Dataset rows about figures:
________________________
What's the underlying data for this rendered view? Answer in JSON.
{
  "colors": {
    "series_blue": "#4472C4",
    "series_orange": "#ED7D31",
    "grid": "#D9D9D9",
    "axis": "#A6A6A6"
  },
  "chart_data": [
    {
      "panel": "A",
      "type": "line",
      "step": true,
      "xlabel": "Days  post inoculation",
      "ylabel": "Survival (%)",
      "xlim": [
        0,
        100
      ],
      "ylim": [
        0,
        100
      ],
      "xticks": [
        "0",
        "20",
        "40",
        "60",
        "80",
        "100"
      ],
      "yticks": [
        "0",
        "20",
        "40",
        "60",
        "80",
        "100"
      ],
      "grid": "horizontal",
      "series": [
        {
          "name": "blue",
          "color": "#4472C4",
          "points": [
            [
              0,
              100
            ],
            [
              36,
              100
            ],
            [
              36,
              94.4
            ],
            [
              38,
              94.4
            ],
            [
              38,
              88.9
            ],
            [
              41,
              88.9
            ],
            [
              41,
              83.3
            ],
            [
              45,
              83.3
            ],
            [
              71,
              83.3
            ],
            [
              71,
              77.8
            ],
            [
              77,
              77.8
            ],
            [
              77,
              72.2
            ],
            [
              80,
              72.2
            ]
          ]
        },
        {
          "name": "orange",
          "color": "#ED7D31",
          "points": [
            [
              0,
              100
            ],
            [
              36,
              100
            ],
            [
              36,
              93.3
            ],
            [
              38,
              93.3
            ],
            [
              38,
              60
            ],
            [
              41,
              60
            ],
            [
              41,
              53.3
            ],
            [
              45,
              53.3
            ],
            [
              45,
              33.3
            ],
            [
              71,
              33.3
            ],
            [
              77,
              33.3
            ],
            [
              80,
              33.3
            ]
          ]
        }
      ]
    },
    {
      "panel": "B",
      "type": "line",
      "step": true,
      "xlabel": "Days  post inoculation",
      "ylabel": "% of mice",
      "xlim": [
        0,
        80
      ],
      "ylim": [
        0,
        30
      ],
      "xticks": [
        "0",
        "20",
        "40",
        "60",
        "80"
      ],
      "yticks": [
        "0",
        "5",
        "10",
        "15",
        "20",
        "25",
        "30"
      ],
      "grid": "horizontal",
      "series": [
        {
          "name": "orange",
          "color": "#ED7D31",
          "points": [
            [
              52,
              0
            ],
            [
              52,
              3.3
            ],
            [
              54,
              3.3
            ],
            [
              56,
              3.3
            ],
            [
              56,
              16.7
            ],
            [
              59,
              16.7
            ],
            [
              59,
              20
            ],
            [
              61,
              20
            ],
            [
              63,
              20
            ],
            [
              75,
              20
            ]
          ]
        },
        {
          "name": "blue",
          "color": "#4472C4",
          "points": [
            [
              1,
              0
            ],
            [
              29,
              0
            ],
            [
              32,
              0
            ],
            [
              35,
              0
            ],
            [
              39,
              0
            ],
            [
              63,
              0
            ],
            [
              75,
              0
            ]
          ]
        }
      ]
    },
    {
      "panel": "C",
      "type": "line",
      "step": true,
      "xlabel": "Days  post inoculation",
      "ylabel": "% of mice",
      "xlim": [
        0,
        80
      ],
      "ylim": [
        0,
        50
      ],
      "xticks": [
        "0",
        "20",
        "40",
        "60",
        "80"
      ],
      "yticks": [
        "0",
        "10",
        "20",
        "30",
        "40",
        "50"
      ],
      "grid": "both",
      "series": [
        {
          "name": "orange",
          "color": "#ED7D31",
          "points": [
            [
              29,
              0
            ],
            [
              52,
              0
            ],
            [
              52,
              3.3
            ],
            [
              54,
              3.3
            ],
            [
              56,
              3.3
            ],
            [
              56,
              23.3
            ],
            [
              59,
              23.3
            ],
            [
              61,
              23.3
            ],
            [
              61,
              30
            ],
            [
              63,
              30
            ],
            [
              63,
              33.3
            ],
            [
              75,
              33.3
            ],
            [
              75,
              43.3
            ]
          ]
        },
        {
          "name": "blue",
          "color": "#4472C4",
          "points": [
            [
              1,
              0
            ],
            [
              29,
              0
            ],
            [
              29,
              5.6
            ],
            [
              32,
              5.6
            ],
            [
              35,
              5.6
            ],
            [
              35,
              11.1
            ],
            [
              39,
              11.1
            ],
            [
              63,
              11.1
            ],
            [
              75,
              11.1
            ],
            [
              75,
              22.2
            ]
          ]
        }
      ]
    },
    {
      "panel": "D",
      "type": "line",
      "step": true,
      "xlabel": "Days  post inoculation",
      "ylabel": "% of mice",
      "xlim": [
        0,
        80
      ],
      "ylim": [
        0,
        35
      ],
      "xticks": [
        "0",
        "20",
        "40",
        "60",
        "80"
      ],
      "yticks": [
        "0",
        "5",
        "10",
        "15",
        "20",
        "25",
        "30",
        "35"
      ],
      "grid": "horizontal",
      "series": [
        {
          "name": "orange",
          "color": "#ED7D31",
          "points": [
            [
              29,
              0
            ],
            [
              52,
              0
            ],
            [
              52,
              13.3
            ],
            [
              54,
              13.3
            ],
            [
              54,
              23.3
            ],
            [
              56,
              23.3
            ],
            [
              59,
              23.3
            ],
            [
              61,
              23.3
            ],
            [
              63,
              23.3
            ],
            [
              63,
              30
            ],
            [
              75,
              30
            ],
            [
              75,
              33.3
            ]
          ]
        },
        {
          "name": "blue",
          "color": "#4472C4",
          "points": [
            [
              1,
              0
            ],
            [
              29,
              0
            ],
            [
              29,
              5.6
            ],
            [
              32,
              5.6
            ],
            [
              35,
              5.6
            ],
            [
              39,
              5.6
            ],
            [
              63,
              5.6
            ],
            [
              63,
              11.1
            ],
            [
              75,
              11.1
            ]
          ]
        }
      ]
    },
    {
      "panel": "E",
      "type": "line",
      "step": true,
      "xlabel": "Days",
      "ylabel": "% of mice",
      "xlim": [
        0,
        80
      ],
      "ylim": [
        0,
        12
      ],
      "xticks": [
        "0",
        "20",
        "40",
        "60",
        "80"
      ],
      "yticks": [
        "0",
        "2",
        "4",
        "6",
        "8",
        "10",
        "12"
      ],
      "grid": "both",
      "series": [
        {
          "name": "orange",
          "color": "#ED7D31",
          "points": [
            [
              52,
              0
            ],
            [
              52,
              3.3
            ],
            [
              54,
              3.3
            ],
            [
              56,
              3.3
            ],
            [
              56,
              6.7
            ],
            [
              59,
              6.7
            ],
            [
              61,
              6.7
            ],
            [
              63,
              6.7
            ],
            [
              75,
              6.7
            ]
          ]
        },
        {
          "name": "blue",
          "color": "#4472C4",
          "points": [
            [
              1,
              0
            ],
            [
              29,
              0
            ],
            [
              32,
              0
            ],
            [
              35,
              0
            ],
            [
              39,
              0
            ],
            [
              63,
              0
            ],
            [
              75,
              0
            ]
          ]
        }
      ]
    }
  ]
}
________________________
Exercise goal:
Return the material exactly as it stands.

Completed exercise:
What's the underlying data for this rendered view? Answer in JSON.
{
  "colors": {
    "series_blue": "#4472C4",
    "series_orange": "#ED7D31",
    "grid": "#D9D9D9",
    "axis": "#A6A6A6"
  },
  "chart_data": [
    {
      "panel": "A",
      "type": "line",
      "step": true,
      "xlabel": "Days  post inoculation",
      "ylabel": "Survival (%)",
      "xlim": [
        0,
        100
      ],
      "ylim": [
        0,
        100
      ],
      "xticks": [
        "0",
        "20",
        "40",
        "60",
        "80",
        "100"
      ],
      "yticks": [
        "0",
        "20",
        "40",
        "60",
        "80",
        "100"
      ],
      "grid": "horizontal",
      "series": [
        {
          "name": "blue",
          "color": "#4472C4",
          "points": [
            [
              0,
              100
            ],
            [
              36,
              100
            ],
            [
              36,
              94.4
            ],
            [
              38,
              94.4
            ],
            [
              38,
              88.9
            ],
            [
              41,
              88.9
            ],
            [
              41,
              83.3
            ],
            [
              45,
              83.3
            ],
            [
              71,
              83.3
            ],
            [
              71,
              77.8
            ],
            [
              77,
              77.8
            ],
            [
              77,
              72.2
            ],
            [
              80,
              72.2
            ]
          ]
        },
        {
          "name": "orange",
          "color": "#ED7D31",
          "points": [
            [
              0,
              100
            ],
            [
              36,
              100
            ],
            [
              36,
              93.3
            ],
            [
              38,
              93.3
            ],
            [
              38,
              60
            ],
            [
              41,
              60
            ],
            [
              41,
              53.3
            ],
            [
              45,
              53.3
            ],
            [
              45,
              33.3
            ],
            [
              71,
              33.3
            ],
            [
              77,
              33.3
            ],
            [
              80,
              33.3
            ]
          ]
        }
      ]
    },
    {
      "panel": "B",
      "type": "line",
      "step": true,
      "xlabel": "Days  post inoculation",
      "ylabel": "% of mice",
      "xlim": [
        0,
        80
      ],
      "ylim": [
        0,
        30
      ],
      "xticks": [
        "0",
        "20",
        "40",
        "60",
        "80"
      ],
      "yticks": [
        "0",
        "5",
        "10",
        "15",
        "20",
        "25",
        "30"
      ],
      "grid": "horizontal",
      "series": [
        {
          "name": "orange",
          "color": "#ED7D31",
          "points": [
            [
              52,
              0
            ],
            [
              52,
              3.3
            ],
            [
              54,
              3.3
            ],
            [
              56,
              3.3
            ],
            [
              56,
              16.7
            ],
            [
              59,
              16.7
            ],
            [
              59,
              20
            ],
            [
              61,
              20
            ],
            [
              63,
              20
            ],
            [
              75,
              20
            ]
          ]
        },
        {
          "name": "blue",
          "color": "#4472C4",
          "points": [
            [
              1,
              0
            ],
            [
              29,
              0
            ],
            [
              32,
              0
            ],
            [
              35,
              0
            ],
            [
              39,
              0
            ],
            [
              63,
              0
            ],
            [
              75,
              0
            ]
          ]
        }
      ]
    },
    {
      "panel": "C",
      "type": "line",
      "step": true,
      "xlabel": "Days  post inoculation",
      "ylabel": "% of mice",
      "xlim": [
        0,
        80
      ],
      "ylim": [
        0,
        50
      ],
      "xticks": [
        "0",
        "20",
        "40",
        "60",
        "80"
      ],
      "yticks": [
        "0",
        "10",
        "20",
        "30",
        "40",
        "50"
      ],
      "grid": "both",
      "series": [
        {
          "name": "orange",
          "color": "#ED7D31",
          "points": [
            [
              29,
              0
            ],
            [
              52,
              0
            ],
            [
              52,
              3.3
            ],
            [
              54,
              3.3
            ],
            [
              56,
              3.3
            ],
            [
              56,
              23.3
            ],
            [
              59,
              23.3
            ],
            [
              61,
              23.3
            ],
            [
              61,
              30
            ],
            [
              63,
              30
            ],
            [
              63,
              33.3
            ],
            [
              75,
              33.3
            ],
            [
              75,
              43.3
            ]
          ]
        },
        {
          "name": "blue",
          "color": "#4472C4",
          "points": [
            [
              1,
              0
            ],
            [
              29,
              0
            ],
            [
              29,
              5.6
            ],
            [
              32,
              5.6
            ],
            [
              35,
              5.6
            ],
            [
              35,
              11.1
            ],
            [
              39,
              11.1
            ],
            [
              63,
              11.1
            ],
            [
              75,
              11.1
            ],
            [
              75,
              22.2
            ]
          ]
        }
      ]
    },
    {
      "panel": "D",
      "type": "line",
      "step": true,
      "xlabel": "Days  post inoculation",
      "ylabel": "% of mice",
      "xlim": [
        0,
        80
      ],
      "ylim": [
        0,
        35
      ],
      "xticks": [
        "0",
        "20",
        "40",
        "60",
        "80"
      ],
      "yticks": [
        "0",
        "5",
        "10",
        "15",
        "20",
        "25",
        "30",
        "35"
      ],
      "grid": "horizontal",
      "series": [
        {
          "name": "orange",
          "color": "#ED7D31",
          "points": [
            [
              29,
              0
            ],
            [
              52,
              0
            ],
            [
              52,
              13.3
            ],
            [
              54,
              13.3
            ],
            [
              54,
              23.3
            ],
            [
              56,
              23.3
            ],
            [
              59,
              23.3
            ],
            [
              61,
              23.3
            ],
            [
              63,
              23.3
            ],
            [
              63,
              30
            ],
            [
              75,
              30
            ],
            [
              75,
              33.3
            ]
          ]
        },
        {
          "name": "blue",
          "color": "#4472C4",
          "points": [
            [
              1,
              0
            ],
            [
              29,
              0
            ],
            [
              29,
              5.6
            ],
            [
              32,
              5.6
            ],
            [
              35,
              5.6
            ],
            [
              39,
              5.6
            ],
            [
              63,
              5.6
            ],
            [
              63,
              11.1
            ],
            [
              75,
              11.1
            ]
          ]
        }
      ]
    },
    {
      "panel": "E",
      "type": "line",
      "step": true,
      "xlabel": "Days",
      "ylabel": "% of mice",
      "xlim": [
        0,
        80
      ],
      "ylim": [
        0,
        12
      ],
      "xticks": [
        "0",
        "20",
        "40",
        "60",
        "80"
      ],
      "yticks": [
        "0",
        "2",
        "4",
        "6",
        "8",
        "10",
        "12"
      ],
      "grid": "both",
      "series": [
        {
          "name": "orange",
          "color": "#ED7D31",
          "points": [
            [
              52,
              0
            ],
            [
              52,
              3.3
            ],
            [
              54,
              3.3
            ],
            [
              56,
              3.3
            ],
            [
              56,
              6.7
            ],
            [
              59,
              6.7
            ],
            [
              61,
              6.7
            ],
            [
              63,
              6.7
            ],
            [
              75,
              6.7
            ]
          ]
        },
        {
          "name": "blue",
          "color": "#4472C4",
          "points": [
            [
              1,
              0
            ],
            [
              29,
              0
            ],
            [
              32,
              0
            ],
            [
              35,
              0
            ],
            [
              39,
              0
            ],
            [
              63,
              0
            ],
            [
              75,
              0
            ]
          ]
        }
      ]
    }
  ]
}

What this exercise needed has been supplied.